— BEGIN Material provided —

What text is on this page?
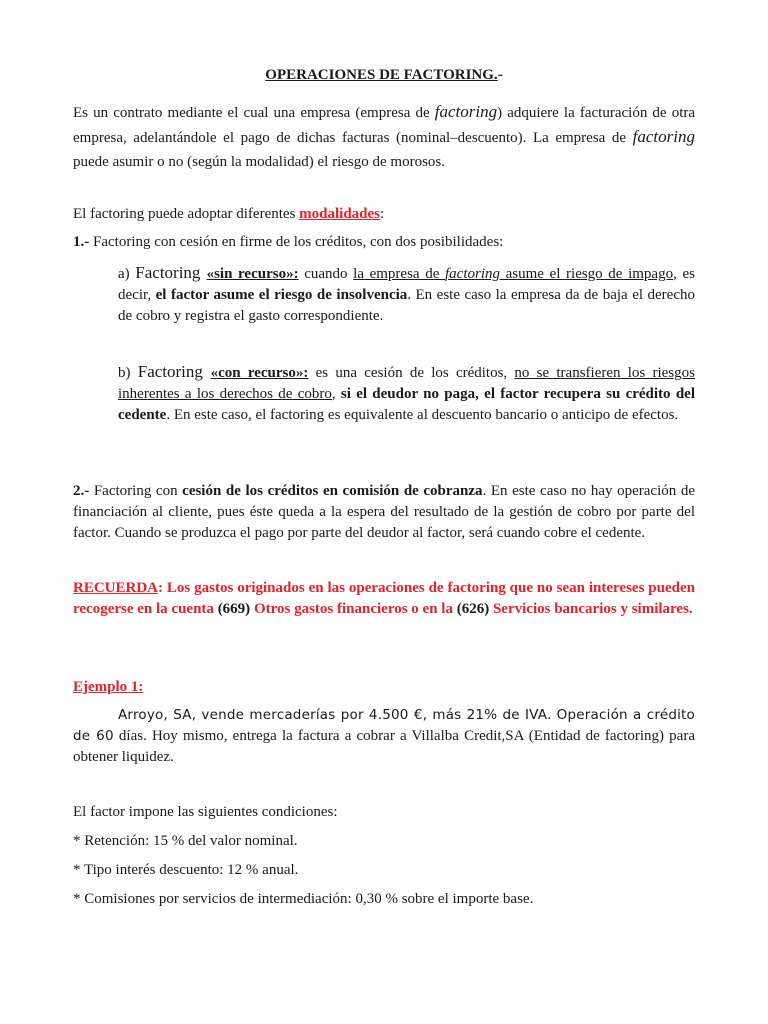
OPERACIONES DE FACTORING.-

Es un contrato mediante el cual una empresa (empresa de factoring) adquiere la facturación de otra empresa, adelantándole el pago de dichas facturas (nominal–descuento). La empresa de factoring puede asumir o no (según la modalidad) el riesgo de morosos.

El factoring puede adoptar diferentes modalidades:

1.- Factoring con cesión en firme de los créditos, con dos posibilidades:

a) Factoring «sin recurso»: cuando la empresa de factoring asume el riesgo de impago, es decir, el factor asume el riesgo de insolvencia. En este caso la empresa da de baja el derecho de cobro y registra el gasto correspondiente.

b) Factoring «con recurso»: es una cesión de los créditos, no se transfieren los riesgos inherentes a los derechos de cobro, si el deudor no paga, el factor recupera su crédito del cedente. En este caso, el factoring es equivalente al descuento bancario o anticipo de efectos.

2.- Factoring con cesión de los créditos en comisión de cobranza. En este caso no hay operación de financiación al cliente, pues éste queda a la espera del resultado de la gestión de cobro por parte del factor. Cuando se produzca el pago por parte del deudor al factor, será cuando cobre el cedente.

RECUERDA: Los gastos originados en las operaciones de factoring que no sean intereses pueden recogerse en la cuenta (669) Otros gastos financieros o en la (626) Servicios bancarios y similares.

Ejemplo 1:

Arroyo, SA, vende mercaderías por 4.500 €, más 21% de IVA. Operación a crédito de 60 días. Hoy mismo, entrega la factura a cobrar a Villalba Credit,SA (Entidad de factoring) para obtener liquidez.

El factor impone las siguientes condiciones:

* Retención: 15 % del valor nominal.

* Tipo interés descuento: 12 % anual.

* Comisiones por servicios de intermediación: 0,30 % sobre el importe base.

— END Material provided —

Task instructions → For the data above, state only how many lines include the word "nominal".

Response to this exercise → 2